Your task | Return every line in the data below that contains the string "show".

--- start Records supplied ---

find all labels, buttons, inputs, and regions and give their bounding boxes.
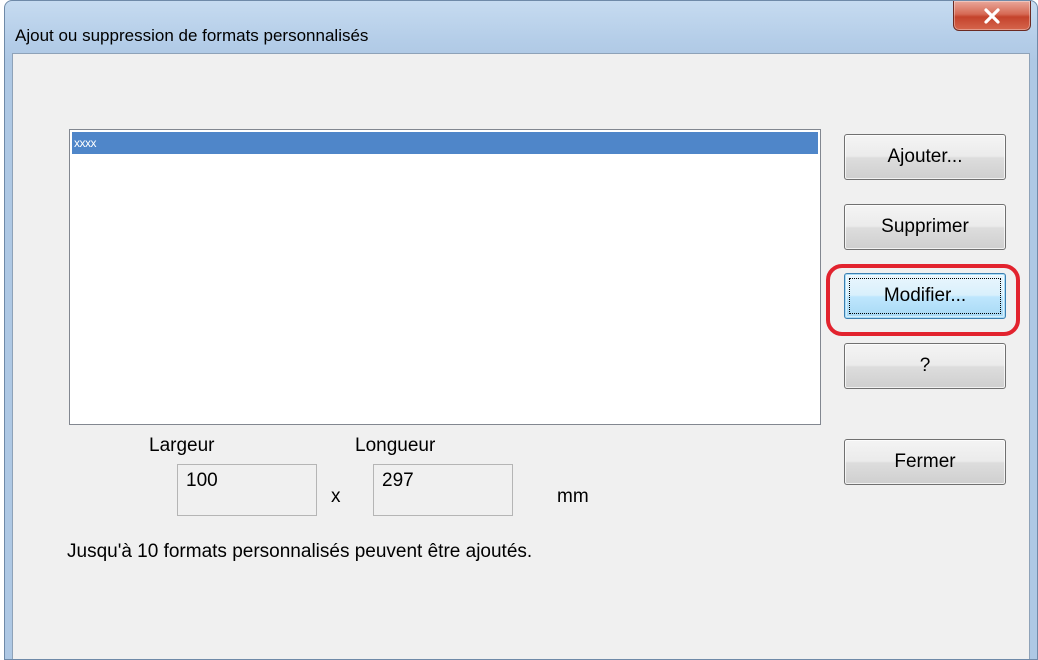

--- end Records supplied ---
--- start Records supplied ---

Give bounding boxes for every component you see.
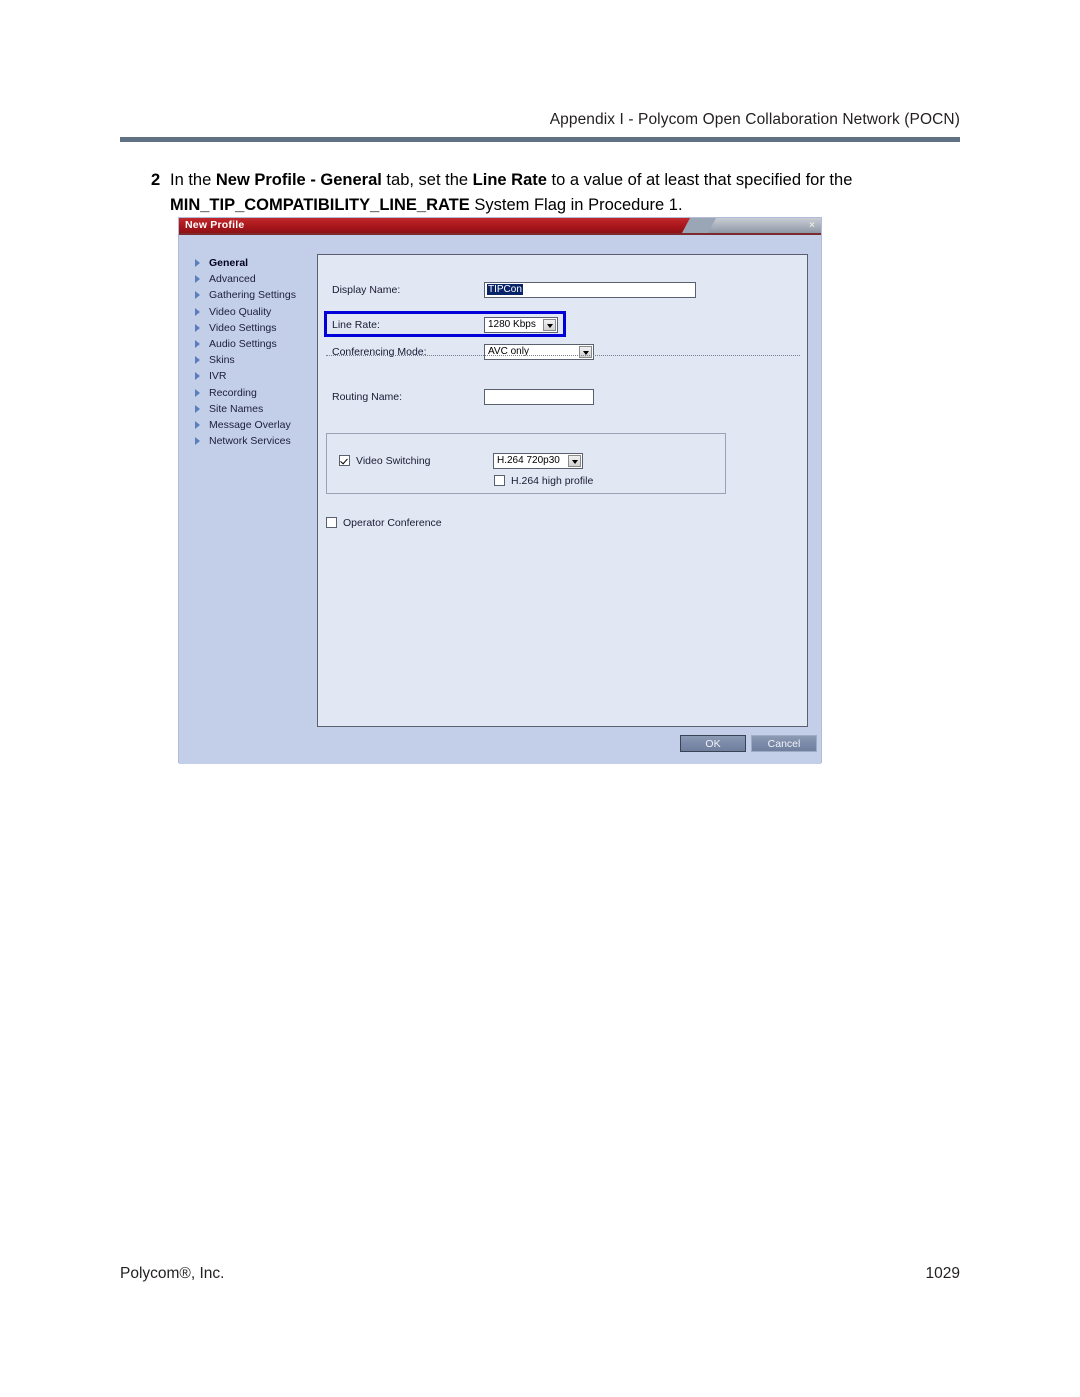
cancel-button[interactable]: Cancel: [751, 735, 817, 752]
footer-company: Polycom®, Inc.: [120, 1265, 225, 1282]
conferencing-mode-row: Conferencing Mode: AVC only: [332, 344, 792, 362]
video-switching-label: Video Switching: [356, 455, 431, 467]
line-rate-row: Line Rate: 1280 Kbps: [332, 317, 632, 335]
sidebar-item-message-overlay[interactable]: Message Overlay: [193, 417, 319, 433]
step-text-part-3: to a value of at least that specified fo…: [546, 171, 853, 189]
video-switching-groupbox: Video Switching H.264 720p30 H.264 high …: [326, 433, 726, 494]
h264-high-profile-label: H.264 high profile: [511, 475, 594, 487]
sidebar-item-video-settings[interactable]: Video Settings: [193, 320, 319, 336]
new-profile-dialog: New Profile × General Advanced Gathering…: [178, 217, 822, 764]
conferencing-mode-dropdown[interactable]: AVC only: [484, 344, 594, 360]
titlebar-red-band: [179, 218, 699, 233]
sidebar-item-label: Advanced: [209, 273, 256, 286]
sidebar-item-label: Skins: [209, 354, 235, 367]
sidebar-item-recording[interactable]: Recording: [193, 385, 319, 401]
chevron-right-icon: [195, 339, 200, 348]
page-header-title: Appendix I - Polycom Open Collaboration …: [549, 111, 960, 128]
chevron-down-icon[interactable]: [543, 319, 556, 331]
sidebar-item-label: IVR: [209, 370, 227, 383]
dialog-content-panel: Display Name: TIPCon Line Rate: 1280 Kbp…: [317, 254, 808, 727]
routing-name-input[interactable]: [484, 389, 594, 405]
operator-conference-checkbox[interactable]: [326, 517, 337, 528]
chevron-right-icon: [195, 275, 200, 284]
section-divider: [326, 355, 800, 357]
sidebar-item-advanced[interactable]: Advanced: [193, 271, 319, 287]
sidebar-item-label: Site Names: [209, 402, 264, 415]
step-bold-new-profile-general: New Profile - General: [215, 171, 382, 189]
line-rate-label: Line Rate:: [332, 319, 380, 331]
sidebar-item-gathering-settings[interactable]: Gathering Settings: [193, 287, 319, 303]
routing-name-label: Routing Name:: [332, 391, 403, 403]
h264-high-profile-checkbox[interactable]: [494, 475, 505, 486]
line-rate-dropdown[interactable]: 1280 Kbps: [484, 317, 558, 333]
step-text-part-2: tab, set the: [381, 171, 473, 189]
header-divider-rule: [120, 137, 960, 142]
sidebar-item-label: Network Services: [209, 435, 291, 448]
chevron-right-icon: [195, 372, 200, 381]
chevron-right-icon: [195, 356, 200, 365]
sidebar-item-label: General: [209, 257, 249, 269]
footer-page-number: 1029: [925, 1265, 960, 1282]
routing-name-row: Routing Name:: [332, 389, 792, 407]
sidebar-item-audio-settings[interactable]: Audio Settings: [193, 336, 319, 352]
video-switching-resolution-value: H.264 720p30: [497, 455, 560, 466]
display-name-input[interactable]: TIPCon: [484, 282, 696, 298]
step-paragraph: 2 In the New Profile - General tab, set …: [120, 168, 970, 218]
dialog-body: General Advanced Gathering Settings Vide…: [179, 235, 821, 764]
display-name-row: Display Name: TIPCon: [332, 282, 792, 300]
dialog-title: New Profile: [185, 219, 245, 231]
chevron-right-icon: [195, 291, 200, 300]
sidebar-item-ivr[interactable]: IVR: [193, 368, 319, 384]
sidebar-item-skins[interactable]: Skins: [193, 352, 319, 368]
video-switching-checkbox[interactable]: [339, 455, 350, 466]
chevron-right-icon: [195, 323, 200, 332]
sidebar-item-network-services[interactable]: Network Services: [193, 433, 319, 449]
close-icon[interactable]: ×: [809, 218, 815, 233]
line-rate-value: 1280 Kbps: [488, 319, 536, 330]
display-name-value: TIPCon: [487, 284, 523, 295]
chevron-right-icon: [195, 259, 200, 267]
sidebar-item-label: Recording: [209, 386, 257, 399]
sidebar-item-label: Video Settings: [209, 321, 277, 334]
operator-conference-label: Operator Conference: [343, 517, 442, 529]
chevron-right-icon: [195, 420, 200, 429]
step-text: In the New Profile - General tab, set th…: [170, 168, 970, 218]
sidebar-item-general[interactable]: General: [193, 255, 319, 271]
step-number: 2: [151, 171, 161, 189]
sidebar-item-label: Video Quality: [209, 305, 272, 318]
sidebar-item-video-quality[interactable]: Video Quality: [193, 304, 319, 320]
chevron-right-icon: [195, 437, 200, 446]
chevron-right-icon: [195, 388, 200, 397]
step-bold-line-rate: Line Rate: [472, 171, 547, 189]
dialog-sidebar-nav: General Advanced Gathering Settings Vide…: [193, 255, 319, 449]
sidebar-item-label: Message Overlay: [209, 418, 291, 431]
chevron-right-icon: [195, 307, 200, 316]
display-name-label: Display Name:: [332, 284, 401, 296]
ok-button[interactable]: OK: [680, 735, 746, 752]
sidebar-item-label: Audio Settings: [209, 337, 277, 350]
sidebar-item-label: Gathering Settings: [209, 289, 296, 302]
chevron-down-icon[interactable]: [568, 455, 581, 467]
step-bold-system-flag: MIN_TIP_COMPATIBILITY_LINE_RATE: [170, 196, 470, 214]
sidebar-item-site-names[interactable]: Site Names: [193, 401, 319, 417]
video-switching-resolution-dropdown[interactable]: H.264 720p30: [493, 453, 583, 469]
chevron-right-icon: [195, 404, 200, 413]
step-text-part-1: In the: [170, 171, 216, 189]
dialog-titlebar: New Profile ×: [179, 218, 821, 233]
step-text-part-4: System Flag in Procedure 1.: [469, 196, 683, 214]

--- end Records supplied ---
--- start Records supplied ---

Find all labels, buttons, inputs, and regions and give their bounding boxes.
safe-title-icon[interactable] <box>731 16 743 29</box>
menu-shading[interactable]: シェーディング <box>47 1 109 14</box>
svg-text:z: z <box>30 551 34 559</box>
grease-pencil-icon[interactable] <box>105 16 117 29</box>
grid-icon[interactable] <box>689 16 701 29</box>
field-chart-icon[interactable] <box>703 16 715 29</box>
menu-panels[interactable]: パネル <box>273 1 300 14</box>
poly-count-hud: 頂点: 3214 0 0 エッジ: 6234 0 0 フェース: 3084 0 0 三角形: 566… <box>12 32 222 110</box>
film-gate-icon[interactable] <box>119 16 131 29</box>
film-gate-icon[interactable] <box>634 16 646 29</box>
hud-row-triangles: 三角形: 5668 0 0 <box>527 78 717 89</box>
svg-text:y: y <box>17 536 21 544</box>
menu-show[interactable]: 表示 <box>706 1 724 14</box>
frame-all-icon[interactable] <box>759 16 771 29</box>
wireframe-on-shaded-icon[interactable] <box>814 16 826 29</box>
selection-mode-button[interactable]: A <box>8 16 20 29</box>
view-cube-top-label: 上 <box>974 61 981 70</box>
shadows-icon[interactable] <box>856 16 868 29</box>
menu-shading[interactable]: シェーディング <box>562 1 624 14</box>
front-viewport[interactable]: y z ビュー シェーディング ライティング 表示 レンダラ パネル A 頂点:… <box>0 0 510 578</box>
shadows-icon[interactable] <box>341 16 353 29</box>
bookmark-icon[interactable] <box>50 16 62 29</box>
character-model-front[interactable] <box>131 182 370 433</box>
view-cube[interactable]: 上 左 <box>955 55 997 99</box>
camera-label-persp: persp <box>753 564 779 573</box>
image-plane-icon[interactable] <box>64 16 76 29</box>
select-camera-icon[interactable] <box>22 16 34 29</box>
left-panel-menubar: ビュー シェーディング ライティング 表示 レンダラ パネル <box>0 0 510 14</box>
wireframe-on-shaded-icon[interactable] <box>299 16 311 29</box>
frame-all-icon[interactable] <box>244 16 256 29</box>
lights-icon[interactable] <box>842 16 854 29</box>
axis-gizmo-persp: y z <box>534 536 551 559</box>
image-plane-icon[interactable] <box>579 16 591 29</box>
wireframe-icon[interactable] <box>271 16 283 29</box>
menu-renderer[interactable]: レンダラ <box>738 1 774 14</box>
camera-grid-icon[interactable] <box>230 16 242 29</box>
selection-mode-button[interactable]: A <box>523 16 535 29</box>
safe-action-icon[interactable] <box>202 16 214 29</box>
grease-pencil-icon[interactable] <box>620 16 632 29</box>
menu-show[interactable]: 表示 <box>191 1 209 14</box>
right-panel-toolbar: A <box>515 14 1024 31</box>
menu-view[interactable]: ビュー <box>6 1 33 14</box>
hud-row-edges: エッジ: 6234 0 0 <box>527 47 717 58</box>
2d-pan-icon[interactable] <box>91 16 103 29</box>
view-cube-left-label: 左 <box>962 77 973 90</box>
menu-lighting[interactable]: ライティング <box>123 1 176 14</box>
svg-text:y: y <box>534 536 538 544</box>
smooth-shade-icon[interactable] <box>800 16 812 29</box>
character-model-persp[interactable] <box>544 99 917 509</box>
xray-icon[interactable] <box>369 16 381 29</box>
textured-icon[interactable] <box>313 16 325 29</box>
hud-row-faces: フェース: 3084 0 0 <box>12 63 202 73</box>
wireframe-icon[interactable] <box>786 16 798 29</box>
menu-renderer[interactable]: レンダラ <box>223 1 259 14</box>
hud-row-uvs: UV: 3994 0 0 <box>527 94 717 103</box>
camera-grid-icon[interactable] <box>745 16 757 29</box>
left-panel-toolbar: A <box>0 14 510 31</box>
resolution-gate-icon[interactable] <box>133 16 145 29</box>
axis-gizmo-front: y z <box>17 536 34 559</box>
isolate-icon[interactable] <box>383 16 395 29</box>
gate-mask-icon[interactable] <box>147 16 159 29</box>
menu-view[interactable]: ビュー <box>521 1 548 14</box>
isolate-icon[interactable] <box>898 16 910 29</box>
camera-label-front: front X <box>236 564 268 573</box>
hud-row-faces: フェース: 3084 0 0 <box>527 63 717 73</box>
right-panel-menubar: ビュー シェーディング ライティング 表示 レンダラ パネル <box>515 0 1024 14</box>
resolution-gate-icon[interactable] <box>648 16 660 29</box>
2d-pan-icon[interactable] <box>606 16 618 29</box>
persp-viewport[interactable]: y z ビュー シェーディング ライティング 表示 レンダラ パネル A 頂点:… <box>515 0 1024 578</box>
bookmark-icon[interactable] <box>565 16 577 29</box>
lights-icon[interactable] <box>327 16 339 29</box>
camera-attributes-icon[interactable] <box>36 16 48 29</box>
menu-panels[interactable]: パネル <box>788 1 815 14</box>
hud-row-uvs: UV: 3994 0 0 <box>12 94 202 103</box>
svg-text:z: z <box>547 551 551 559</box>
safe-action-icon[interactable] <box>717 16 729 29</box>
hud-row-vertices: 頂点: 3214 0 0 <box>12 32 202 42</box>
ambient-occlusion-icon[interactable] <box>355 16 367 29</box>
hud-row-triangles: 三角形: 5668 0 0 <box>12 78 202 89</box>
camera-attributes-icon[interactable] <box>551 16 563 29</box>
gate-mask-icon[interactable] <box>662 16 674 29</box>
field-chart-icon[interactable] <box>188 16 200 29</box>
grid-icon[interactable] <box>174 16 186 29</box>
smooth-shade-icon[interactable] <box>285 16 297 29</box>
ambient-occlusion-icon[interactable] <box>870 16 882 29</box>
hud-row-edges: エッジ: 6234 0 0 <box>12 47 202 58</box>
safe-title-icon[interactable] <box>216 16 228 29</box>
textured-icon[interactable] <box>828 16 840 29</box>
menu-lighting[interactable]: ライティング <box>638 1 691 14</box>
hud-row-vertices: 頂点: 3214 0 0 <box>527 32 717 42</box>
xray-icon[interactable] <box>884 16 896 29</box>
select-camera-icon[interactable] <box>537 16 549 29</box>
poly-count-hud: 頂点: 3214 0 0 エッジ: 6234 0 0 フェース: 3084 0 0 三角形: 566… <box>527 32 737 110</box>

--- end Records supplied ---

Answer in full |
menu-show[interactable]: 表示 <box>706 1 724 14</box>
menu-show[interactable]: 表示 <box>191 1 209 14</box>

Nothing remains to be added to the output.